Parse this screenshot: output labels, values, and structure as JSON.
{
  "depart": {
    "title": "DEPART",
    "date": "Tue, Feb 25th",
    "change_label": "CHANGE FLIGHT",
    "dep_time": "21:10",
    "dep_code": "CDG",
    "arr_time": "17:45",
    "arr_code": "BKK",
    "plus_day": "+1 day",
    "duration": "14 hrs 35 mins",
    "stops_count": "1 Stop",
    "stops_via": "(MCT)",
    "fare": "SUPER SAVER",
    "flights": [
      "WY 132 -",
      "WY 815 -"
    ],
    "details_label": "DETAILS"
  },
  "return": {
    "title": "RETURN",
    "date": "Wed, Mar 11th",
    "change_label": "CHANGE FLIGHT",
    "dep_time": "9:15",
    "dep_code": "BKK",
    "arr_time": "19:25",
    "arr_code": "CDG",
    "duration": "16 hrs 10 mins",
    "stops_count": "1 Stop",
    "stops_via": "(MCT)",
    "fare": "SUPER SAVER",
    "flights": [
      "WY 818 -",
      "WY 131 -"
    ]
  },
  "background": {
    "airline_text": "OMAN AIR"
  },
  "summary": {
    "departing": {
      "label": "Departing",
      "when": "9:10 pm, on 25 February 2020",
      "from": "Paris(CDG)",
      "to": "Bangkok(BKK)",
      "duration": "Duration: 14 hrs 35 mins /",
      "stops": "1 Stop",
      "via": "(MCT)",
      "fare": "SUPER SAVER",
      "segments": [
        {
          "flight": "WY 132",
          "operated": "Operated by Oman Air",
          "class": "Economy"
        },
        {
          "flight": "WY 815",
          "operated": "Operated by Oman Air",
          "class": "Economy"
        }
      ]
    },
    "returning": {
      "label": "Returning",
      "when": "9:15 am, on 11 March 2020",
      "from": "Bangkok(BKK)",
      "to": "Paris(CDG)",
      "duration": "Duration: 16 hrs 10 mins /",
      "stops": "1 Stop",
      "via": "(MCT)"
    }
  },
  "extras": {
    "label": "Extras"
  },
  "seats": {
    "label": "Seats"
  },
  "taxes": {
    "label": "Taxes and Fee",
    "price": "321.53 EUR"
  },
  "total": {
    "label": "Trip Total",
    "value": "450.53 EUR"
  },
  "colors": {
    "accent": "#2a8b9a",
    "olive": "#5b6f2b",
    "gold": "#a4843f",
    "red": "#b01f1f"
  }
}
┄┄┄┄┄┄┄┄┄┄┄┄┄┄┄┄┄┄┄┄
[GIVEN PROBLEM] Identify lines with the string "duration". Copy each one.

[EXERCISE OUTPUT]
    "duration": "14 hrs 35 mins",
    "duration": "16 hrs 10 mins",
      "duration": "Duration: 14 hrs 35 mins /",
      "duration": "Duration: 16 hrs 10 mins /",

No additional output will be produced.